EXERCISE:
Below is a set of records; restate each one word for word.

begin RECORDS TO USE

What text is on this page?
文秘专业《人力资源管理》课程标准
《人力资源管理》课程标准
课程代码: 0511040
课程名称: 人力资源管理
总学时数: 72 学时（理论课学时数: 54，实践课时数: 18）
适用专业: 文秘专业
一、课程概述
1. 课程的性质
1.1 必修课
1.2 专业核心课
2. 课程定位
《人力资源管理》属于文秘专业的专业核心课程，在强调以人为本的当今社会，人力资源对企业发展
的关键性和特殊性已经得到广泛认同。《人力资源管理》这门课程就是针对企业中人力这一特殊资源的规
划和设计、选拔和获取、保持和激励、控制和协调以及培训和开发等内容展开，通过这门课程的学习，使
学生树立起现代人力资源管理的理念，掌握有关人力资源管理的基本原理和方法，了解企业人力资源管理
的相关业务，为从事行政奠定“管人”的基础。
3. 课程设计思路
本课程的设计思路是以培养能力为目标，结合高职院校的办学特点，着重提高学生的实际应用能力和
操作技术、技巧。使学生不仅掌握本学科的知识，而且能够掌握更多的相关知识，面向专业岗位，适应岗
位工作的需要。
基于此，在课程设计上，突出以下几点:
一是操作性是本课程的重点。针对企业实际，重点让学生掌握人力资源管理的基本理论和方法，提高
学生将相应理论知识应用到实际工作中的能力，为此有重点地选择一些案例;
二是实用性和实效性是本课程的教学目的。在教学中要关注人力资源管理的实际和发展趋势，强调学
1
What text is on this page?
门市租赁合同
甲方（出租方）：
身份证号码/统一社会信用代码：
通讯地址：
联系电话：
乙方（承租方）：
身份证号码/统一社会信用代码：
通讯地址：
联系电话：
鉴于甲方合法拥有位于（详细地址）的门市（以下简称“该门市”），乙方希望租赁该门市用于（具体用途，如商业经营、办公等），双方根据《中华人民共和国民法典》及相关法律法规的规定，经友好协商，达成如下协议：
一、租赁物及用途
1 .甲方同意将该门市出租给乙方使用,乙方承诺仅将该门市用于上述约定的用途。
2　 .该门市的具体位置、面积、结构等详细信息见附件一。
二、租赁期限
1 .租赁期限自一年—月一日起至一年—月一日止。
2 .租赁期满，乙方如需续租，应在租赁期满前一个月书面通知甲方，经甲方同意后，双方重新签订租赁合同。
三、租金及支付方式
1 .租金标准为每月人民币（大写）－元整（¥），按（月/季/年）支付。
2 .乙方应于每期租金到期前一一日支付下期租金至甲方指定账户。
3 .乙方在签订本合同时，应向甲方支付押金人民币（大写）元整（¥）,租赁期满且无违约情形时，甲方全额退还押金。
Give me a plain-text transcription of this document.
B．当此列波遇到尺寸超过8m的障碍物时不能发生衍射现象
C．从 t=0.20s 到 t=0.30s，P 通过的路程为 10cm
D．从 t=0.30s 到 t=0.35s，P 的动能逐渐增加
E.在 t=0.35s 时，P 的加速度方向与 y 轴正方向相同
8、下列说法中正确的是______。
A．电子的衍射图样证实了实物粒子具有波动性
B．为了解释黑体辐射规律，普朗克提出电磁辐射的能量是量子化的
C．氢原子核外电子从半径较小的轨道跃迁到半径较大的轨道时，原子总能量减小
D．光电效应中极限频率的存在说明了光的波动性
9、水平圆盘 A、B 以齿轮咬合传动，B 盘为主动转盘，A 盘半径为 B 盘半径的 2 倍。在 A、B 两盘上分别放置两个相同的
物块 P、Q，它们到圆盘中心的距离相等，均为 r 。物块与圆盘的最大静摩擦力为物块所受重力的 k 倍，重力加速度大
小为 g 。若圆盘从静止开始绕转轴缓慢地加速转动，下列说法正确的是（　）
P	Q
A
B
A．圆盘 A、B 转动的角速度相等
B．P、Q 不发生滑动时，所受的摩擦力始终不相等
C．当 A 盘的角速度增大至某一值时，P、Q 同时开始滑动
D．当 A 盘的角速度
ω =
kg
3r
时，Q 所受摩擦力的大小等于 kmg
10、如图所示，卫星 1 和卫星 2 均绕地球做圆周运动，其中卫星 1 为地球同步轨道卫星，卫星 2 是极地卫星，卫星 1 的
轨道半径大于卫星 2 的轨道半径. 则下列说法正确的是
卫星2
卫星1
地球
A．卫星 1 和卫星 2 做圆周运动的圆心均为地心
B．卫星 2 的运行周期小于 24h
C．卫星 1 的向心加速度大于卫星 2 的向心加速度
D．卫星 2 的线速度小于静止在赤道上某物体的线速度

end RECORDS TO USE

RESPONSE:
What text is on this page?
文秘专业《人力资源管理》课程标准
《人力资源管理》课程标准
课程代码: 0511040
课程名称: 人力资源管理
总学时数: 72 学时（理论课学时数: 54，实践课时数: 18）
适用专业: 文秘专业
一、课程概述
1. 课程的性质
1.1 必修课
1.2 专业核心课
2. 课程定位
《人力资源管理》属于文秘专业的专业核心课程，在强调以人为本的当今社会，人力资源对企业发展
的关键性和特殊性已经得到广泛认同。《人力资源管理》这门课程就是针对企业中人力这一特殊资源的规
划和设计、选拔和获取、保持和激励、控制和协调以及培训和开发等内容展开，通过这门课程的学习，使
学生树立起现代人力资源管理的理念，掌握有关人力资源管理的基本原理和方法，了解企业人力资源管理
的相关业务，为从事行政奠定“管人”的基础。
3. 课程设计思路
本课程的设计思路是以培养能力为目标，结合高职院校的办学特点，着重提高学生的实际应用能力和
操作技术、技巧。使学生不仅掌握本学科的知识，而且能够掌握更多的相关知识，面向专业岗位，适应岗
位工作的需要。
基于此，在课程设计上，突出以下几点:
一是操作性是本课程的重点。针对企业实际，重点让学生掌握人力资源管理的基本理论和方法，提高
学生将相应理论知识应用到实际工作中的能力，为此有重点地选择一些案例;
二是实用性和实效性是本课程的教学目的。在教学中要关注人力资源管理的实际和发展趋势，强调学
1
What text is on this page?
门市租赁合同
甲方（出租方）：
身份证号码/统一社会信用代码：
通讯地址：
联系电话：
乙方（承租方）：
身份证号码/统一社会信用代码：
通讯地址：
联系电话：
鉴于甲方合法拥有位于（详细地址）的门市（以下简称“该门市”），乙方希望租赁该门市用于（具体用途，如商业经营、办公等），双方根据《中华人民共和国民法典》及相关法律法规的规定，经友好协商，达成如下协议：
一、租赁物及用途
1 .甲方同意将该门市出租给乙方使用,乙方承诺仅将该门市用于上述约定的用途。
2　 .该门市的具体位置、面积、结构等详细信息见附件一。
二、租赁期限
1 .租赁期限自一年—月一日起至一年—月一日止。
2 .租赁期满，乙方如需续租，应在租赁期满前一个月书面通知甲方，经甲方同意后，双方重新签订租赁合同。
三、租金及支付方式
1 .租金标准为每月人民币（大写）－元整（¥），按（月/季/年）支付。
2 .乙方应于每期租金到期前一一日支付下期租金至甲方指定账户。
3 .乙方在签订本合同时，应向甲方支付押金人民币（大写）元整（¥）,租赁期满且无违约情形时，甲方全额退还押金。
Give me a plain-text transcription of this document.
B．当此列波遇到尺寸超过8m的障碍物时不能发生衍射现象
C．从 t=0.20s 到 t=0.30s，P 通过的路程为 10cm
D．从 t=0.30s 到 t=0.35s，P 的动能逐渐增加
E.在 t=0.35s 时，P 的加速度方向与 y 轴正方向相同
8、下列说法中正确的是______。
A．电子的衍射图样证实了实物粒子具有波动性
B．为了解释黑体辐射规律，普朗克提出电磁辐射的能量是量子化的
C．氢原子核外电子从半径较小的轨道跃迁到半径较大的轨道时，原子总能量减小
D．光电效应中极限频率的存在说明了光的波动性
9、水平圆盘 A、B 以齿轮咬合传动，B 盘为主动转盘，A 盘半径为 B 盘半径的 2 倍。在 A、B 两盘上分别放置两个相同的
物块 P、Q，它们到圆盘中心的距离相等，均为 r 。物块与圆盘的最大静摩擦力为物块所受重力的 k 倍，重力加速度大
小为 g 。若圆盘从静止开始绕转轴缓慢地加速转动，下列说法正确的是（　）
P	Q
A
B
A．圆盘 A、B 转动的角速度相等
B．P、Q 不发生滑动时，所受的摩擦力始终不相等
C．当 A 盘的角速度增大至某一值时，P、Q 同时开始滑动
D．当 A 盘的角速度
ω =
kg
3r
时，Q 所受摩擦力的大小等于 kmg
10、如图所示，卫星 1 和卫星 2 均绕地球做圆周运动，其中卫星 1 为地球同步轨道卫星，卫星 2 是极地卫星，卫星 1 的
轨道半径大于卫星 2 的轨道半径. 则下列说法正确的是
卫星2
卫星1
地球
A．卫星 1 和卫星 2 做圆周运动的圆心均为地心
B．卫星 2 的运行周期小于 24h
C．卫星 1 的向心加速度大于卫星 2 的向心加速度
D．卫星 2 的线速度小于静止在赤道上某物体的线速度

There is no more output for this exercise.